◆ What this task involves
Leave out the pictures and reproduce all of the data exactly.
==========
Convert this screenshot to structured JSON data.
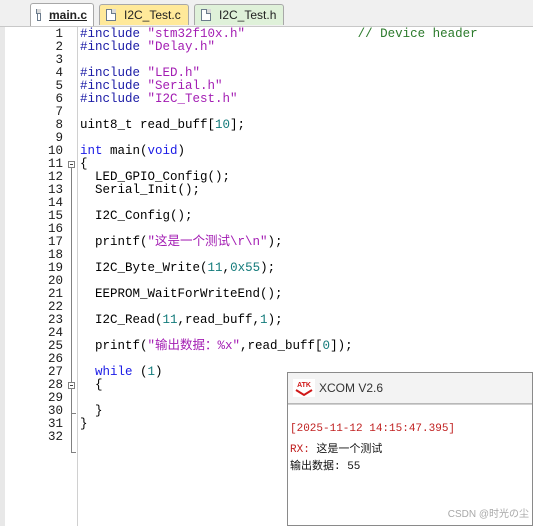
{
  "tabs": [
    {
      "label": "main.c",
      "active": true
    },
    {
      "label": "I2C_Test.c",
      "active": false
    },
    {
      "label": "I2C_Test.h",
      "active": false
    }
  ],
  "line_numbers": [
    "1",
    "2",
    "3",
    "4",
    "5",
    "6",
    "7",
    "8",
    "9",
    "10",
    "11",
    "12",
    "13",
    "14",
    "15",
    "16",
    "17",
    "18",
    "19",
    "20",
    "21",
    "22",
    "23",
    "24",
    "25",
    "26",
    "27",
    "28",
    "29",
    "30",
    "31",
    "32"
  ],
  "code": {
    "l1_a": "#include ",
    "l1_b": "\"stm32f10x.h\"",
    "l1_c": "               ",
    "l1_d": "// Device header",
    "l2_a": "#include ",
    "l2_b": "\"Delay.h\"",
    "l4_a": "#include ",
    "l4_b": "\"LED.h\"",
    "l5_a": "#include ",
    "l5_b": "\"Serial.h\"",
    "l6_a": "#include ",
    "l6_b": "\"I2C_Test.h\"",
    "l8_a": "uint8_t read_buff[",
    "l8_b": "10",
    "l8_c": "];",
    "l10_a": "int",
    "l10_b": " main(",
    "l10_c": "void",
    "l10_d": ")",
    "l11": "{",
    "l12": "  LED_GPIO_Config();",
    "l13": "  Serial_Init();",
    "l15": "  I2C_Config();",
    "l17_a": "  printf(",
    "l17_b": "\"这是一个测试\\r\\n\"",
    "l17_c": ");",
    "l19_a": "  I2C_Byte_Write(",
    "l19_b": "11",
    "l19_c": ",",
    "l19_d": "0x55",
    "l19_e": ");",
    "l21": "  EEPROM_WaitForWriteEnd();",
    "l23_a": "  I2C_Read(",
    "l23_b": "11",
    "l23_c": ",read_buff,",
    "l23_d": "1",
    "l23_e": ");",
    "l25_a": "  printf(",
    "l25_b": "\"输出数据：%x\"",
    "l25_c": ",read_buff[",
    "l25_d": "0",
    "l25_e": "]);",
    "l27_a": "  while",
    "l27_b": " (",
    "l27_c": "1",
    "l27_d": ")",
    "l28": "  {",
    "l30": "  }",
    "l31": "}"
  },
  "xcom": {
    "logo_text": "ATK",
    "title": "XCOM V2.6",
    "timestamp": "[2025-11-12 14:15:47.395]",
    "rx_label": "RX:",
    "rx_text": " 这是一个测试",
    "output_line": "输出数据: 55"
  },
  "watermark": "CSDN @时光の尘",
  "colors": {
    "preprocessor": "#1a1aa6",
    "string": "#a31db3",
    "comment": "#2b7a2b",
    "keyword": "#1a1ae6",
    "number": "#127a7a",
    "tab_yellow": "#ffe99a",
    "tab_green": "#dff1d9"
  }
}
==========
◆ Result for this exercise
Convert this screenshot to structured JSON data.
{
  "tabs": [
    {
      "label": "main.c",
      "active": true
    },
    {
      "label": "I2C_Test.c",
      "active": false
    },
    {
      "label": "I2C_Test.h",
      "active": false
    }
  ],
  "line_numbers": [
    "1",
    "2",
    "3",
    "4",
    "5",
    "6",
    "7",
    "8",
    "9",
    "10",
    "11",
    "12",
    "13",
    "14",
    "15",
    "16",
    "17",
    "18",
    "19",
    "20",
    "21",
    "22",
    "23",
    "24",
    "25",
    "26",
    "27",
    "28",
    "29",
    "30",
    "31",
    "32"
  ],
  "code": {
    "l1_a": "#include ",
    "l1_b": "\"stm32f10x.h\"",
    "l1_c": "               ",
    "l1_d": "// Device header",
    "l2_a": "#include ",
    "l2_b": "\"Delay.h\"",
    "l4_a": "#include ",
    "l4_b": "\"LED.h\"",
    "l5_a": "#include ",
    "l5_b": "\"Serial.h\"",
    "l6_a": "#include ",
    "l6_b": "\"I2C_Test.h\"",
    "l8_a": "uint8_t read_buff[",
    "l8_b": "10",
    "l8_c": "];",
    "l10_a": "int",
    "l10_b": " main(",
    "l10_c": "void",
    "l10_d": ")",
    "l11": "{",
    "l12": "  LED_GPIO_Config();",
    "l13": "  Serial_Init();",
    "l15": "  I2C_Config();",
    "l17_a": "  printf(",
    "l17_b": "\"这是一个测试\\r\\n\"",
    "l17_c": ");",
    "l19_a": "  I2C_Byte_Write(",
    "l19_b": "11",
    "l19_c": ",",
    "l19_d": "0x55",
    "l19_e": ");",
    "l21": "  EEPROM_WaitForWriteEnd();",
    "l23_a": "  I2C_Read(",
    "l23_b": "11",
    "l23_c": ",read_buff,",
    "l23_d": "1",
    "l23_e": ");",
    "l25_a": "  printf(",
    "l25_b": "\"输出数据：%x\"",
    "l25_c": ",read_buff[",
    "l25_d": "0",
    "l25_e": "]);",
    "l27_a": "  while",
    "l27_b": " (",
    "l27_c": "1",
    "l27_d": ")",
    "l28": "  {",
    "l30": "  }",
    "l31": "}"
  },
  "xcom": {
    "logo_text": "ATK",
    "title": "XCOM V2.6",
    "timestamp": "[2025-11-12 14:15:47.395]",
    "rx_label": "RX:",
    "rx_text": " 这是一个测试",
    "output_line": "输出数据: 55"
  },
  "watermark": "CSDN @时光の尘",
  "colors": {
    "preprocessor": "#1a1aa6",
    "string": "#a31db3",
    "comment": "#2b7a2b",
    "keyword": "#1a1ae6",
    "number": "#127a7a",
    "tab_yellow": "#ffe99a",
    "tab_green": "#dff1d9"
  }
}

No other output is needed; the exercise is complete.